■ Exercise requirements:
Search the data below for the string "ylabel". Extract every line that contains it.

■ Available records:
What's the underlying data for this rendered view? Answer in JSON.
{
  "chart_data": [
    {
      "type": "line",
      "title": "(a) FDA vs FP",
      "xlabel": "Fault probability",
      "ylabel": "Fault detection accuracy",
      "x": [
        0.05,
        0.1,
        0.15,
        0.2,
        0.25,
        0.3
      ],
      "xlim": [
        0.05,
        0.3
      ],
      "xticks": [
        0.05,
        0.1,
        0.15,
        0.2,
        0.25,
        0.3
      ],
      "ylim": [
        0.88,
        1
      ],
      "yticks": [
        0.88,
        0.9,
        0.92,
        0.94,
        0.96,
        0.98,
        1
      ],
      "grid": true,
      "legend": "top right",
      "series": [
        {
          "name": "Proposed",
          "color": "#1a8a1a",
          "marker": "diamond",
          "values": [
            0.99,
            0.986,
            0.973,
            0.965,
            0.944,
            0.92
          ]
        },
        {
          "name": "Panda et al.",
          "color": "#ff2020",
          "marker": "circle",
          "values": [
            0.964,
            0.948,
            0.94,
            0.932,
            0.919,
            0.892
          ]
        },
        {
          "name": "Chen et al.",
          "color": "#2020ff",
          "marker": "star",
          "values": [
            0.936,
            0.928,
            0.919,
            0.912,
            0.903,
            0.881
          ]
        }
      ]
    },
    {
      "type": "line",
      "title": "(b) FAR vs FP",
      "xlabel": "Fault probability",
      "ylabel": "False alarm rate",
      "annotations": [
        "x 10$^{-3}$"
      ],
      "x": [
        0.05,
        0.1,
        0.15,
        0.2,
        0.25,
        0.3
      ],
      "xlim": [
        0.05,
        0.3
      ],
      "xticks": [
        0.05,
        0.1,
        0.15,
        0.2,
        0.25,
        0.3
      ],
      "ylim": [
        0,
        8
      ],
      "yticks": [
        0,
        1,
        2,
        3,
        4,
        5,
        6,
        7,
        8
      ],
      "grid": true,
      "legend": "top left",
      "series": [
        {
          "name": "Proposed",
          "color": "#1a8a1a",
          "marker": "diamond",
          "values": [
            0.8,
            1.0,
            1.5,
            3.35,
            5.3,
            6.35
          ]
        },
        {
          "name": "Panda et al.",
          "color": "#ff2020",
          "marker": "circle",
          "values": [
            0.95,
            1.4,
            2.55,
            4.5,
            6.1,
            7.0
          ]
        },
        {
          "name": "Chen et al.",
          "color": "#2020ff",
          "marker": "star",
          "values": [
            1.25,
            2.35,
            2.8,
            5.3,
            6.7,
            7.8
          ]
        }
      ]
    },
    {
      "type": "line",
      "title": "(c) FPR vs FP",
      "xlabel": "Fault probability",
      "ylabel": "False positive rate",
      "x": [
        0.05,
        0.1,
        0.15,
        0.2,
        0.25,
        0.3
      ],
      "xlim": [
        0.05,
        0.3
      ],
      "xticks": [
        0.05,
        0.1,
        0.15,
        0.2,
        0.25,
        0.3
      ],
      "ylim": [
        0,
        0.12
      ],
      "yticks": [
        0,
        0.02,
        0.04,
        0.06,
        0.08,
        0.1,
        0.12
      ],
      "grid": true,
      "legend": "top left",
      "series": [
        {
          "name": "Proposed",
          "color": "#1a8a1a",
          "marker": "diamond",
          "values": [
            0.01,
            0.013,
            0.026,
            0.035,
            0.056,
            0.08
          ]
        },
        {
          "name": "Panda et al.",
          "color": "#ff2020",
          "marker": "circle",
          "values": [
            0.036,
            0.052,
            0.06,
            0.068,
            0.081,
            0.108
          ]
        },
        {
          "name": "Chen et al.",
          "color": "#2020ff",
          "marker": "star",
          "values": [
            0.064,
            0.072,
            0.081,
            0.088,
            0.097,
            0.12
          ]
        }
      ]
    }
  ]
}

■ Answer to the task:
      "ylabel": "Fault detection accuracy",
      "ylabel": "False alarm rate",
      "ylabel": "False positive rate",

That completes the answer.